• What the exercise asks: Transcribe all the entries word for word, skipping the pictures.

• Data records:
★ ★ ★ ★
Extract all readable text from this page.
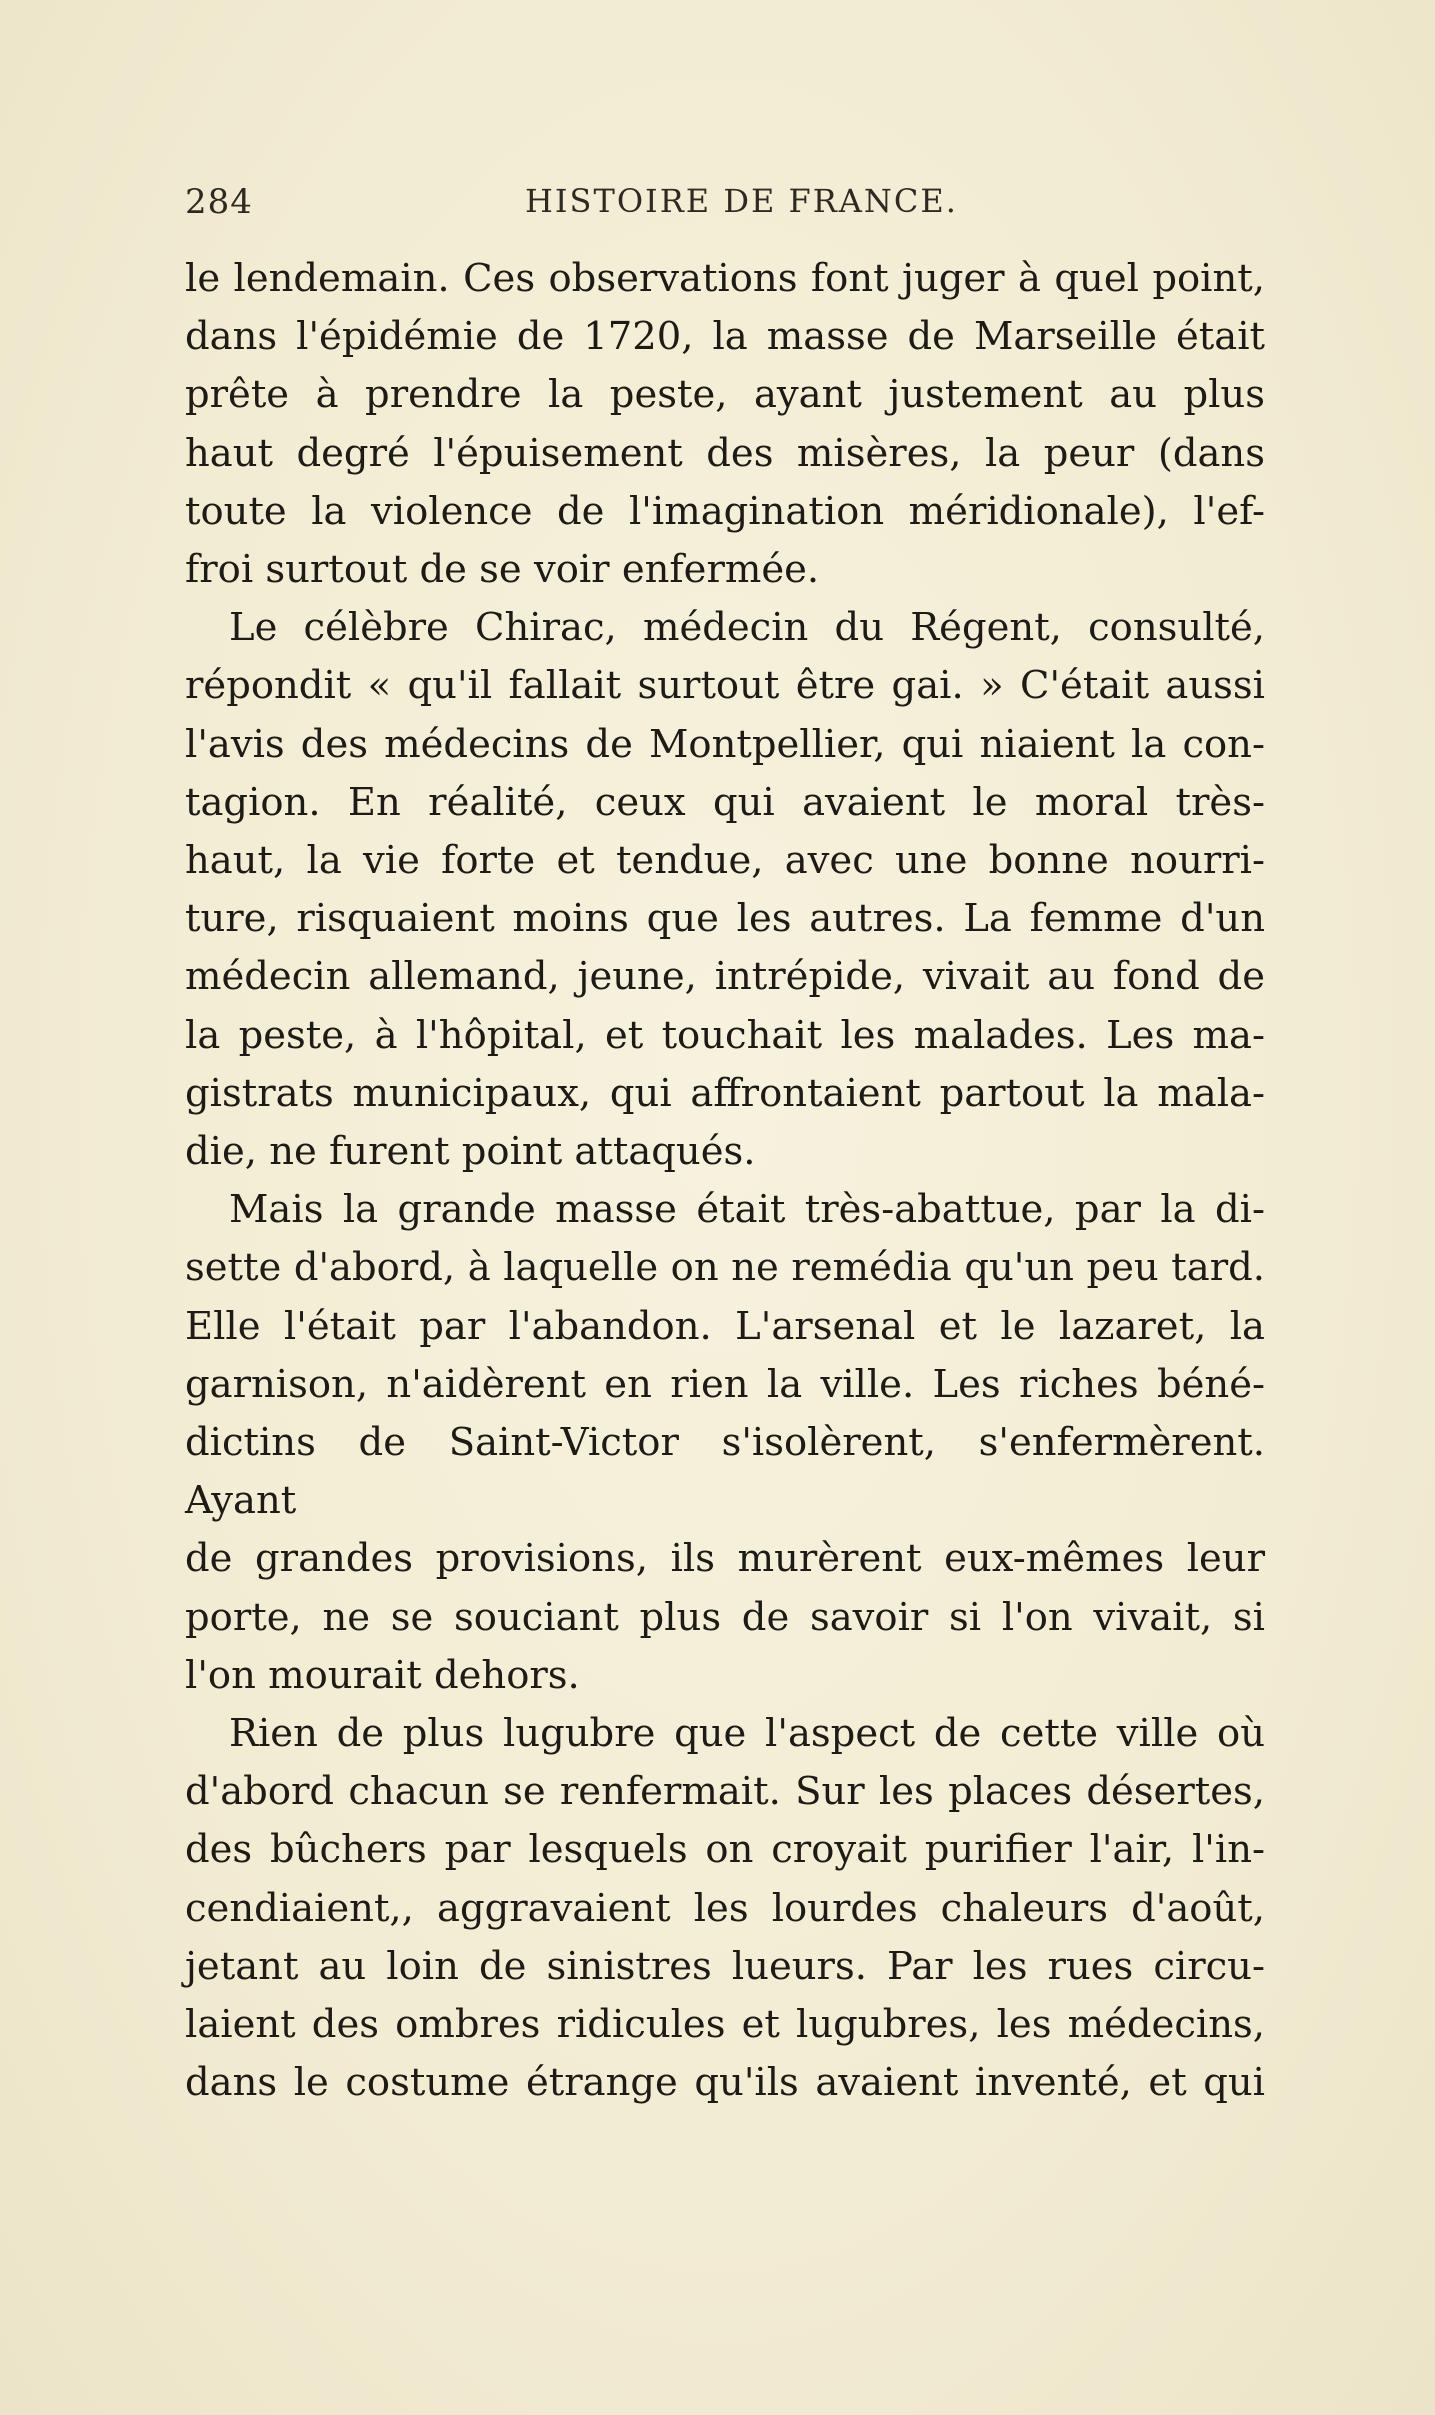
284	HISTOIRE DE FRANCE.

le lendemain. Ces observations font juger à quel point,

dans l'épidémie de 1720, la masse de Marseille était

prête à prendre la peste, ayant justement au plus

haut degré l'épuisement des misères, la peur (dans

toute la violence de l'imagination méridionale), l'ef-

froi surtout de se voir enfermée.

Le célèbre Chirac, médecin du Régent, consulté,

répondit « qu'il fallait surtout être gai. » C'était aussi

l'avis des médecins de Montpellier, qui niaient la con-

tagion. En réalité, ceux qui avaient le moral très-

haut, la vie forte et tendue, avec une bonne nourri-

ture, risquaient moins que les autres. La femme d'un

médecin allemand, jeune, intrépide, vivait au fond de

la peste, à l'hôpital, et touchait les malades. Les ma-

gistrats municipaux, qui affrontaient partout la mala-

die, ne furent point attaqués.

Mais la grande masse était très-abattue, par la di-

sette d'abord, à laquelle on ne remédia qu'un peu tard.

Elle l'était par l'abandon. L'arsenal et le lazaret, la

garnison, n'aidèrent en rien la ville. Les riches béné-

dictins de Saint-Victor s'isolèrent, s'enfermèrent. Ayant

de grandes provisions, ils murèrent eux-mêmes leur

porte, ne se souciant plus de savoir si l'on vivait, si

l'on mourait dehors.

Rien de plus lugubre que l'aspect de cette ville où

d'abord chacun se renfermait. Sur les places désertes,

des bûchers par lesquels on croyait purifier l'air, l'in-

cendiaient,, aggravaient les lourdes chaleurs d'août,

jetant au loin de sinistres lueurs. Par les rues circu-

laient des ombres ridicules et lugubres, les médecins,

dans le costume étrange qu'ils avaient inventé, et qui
★ ★ ★ ★
• Finished answer:
Extract all readable text from this page.
284	HISTOIRE DE FRANCE.

le lendemain. Ces observations font juger à quel point,

dans l'épidémie de 1720, la masse de Marseille était

prête à prendre la peste, ayant justement au plus

haut degré l'épuisement des misères, la peur (dans

toute la violence de l'imagination méridionale), l'ef-

froi surtout de se voir enfermée.

Le célèbre Chirac, médecin du Régent, consulté,

répondit « qu'il fallait surtout être gai. » C'était aussi

l'avis des médecins de Montpellier, qui niaient la con-

tagion. En réalité, ceux qui avaient le moral très-

haut, la vie forte et tendue, avec une bonne nourri-

ture, risquaient moins que les autres. La femme d'un

médecin allemand, jeune, intrépide, vivait au fond de

la peste, à l'hôpital, et touchait les malades. Les ma-

gistrats municipaux, qui affrontaient partout la mala-

die, ne furent point attaqués.

Mais la grande masse était très-abattue, par la di-

sette d'abord, à laquelle on ne remédia qu'un peu tard.

Elle l'était par l'abandon. L'arsenal et le lazaret, la

garnison, n'aidèrent en rien la ville. Les riches béné-

dictins de Saint-Victor s'isolèrent, s'enfermèrent. Ayant

de grandes provisions, ils murèrent eux-mêmes leur

porte, ne se souciant plus de savoir si l'on vivait, si

l'on mourait dehors.

Rien de plus lugubre que l'aspect de cette ville où

d'abord chacun se renfermait. Sur les places désertes,

des bûchers par lesquels on croyait purifier l'air, l'in-

cendiaient,, aggravaient les lourdes chaleurs d'août,

jetant au loin de sinistres lueurs. Par les rues circu-

laient des ombres ridicules et lugubres, les médecins,

dans le costume étrange qu'ils avaient inventé, et qui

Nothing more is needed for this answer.